Without the pictures, write out all the lines below exactly as they appear.

══════════════════════════════

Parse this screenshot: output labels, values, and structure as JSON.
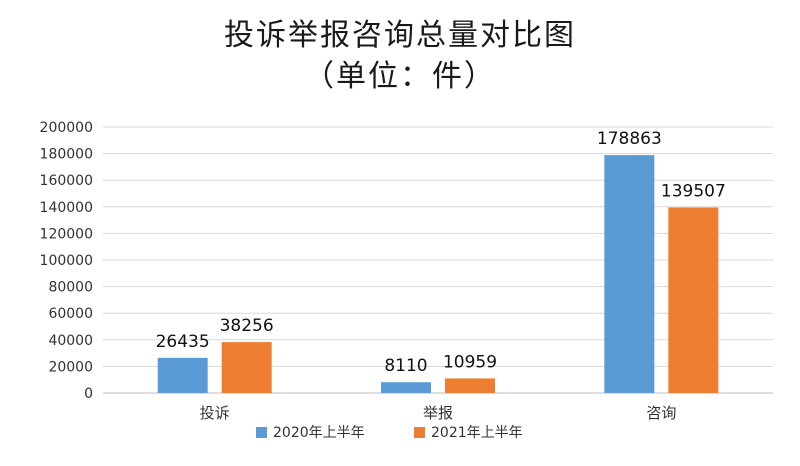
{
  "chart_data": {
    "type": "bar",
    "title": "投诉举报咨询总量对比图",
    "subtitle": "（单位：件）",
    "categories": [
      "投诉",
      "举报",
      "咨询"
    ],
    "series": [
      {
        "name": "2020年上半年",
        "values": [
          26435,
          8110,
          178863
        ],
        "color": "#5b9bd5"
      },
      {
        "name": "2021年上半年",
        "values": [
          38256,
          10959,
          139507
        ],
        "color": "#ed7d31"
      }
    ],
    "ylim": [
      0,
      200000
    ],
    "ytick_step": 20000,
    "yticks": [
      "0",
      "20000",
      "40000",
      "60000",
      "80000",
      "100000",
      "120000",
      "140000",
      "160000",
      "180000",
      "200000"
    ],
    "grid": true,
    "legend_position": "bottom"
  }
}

══════════════════════════════

=== Final result ===
Parse this screenshot: output labels, values, and structure as JSON.
{
  "chart_data": {
    "type": "bar",
    "title": "投诉举报咨询总量对比图",
    "subtitle": "（单位：件）",
    "categories": [
      "投诉",
      "举报",
      "咨询"
    ],
    "series": [
      {
        "name": "2020年上半年",
        "values": [
          26435,
          8110,
          178863
        ],
        "color": "#5b9bd5"
      },
      {
        "name": "2021年上半年",
        "values": [
          38256,
          10959,
          139507
        ],
        "color": "#ed7d31"
      }
    ],
    "ylim": [
      0,
      200000
    ],
    "ytick_step": 20000,
    "yticks": [
      "0",
      "20000",
      "40000",
      "60000",
      "80000",
      "100000",
      "120000",
      "140000",
      "160000",
      "180000",
      "200000"
    ],
    "grid": true,
    "legend_position": "bottom"
  }
}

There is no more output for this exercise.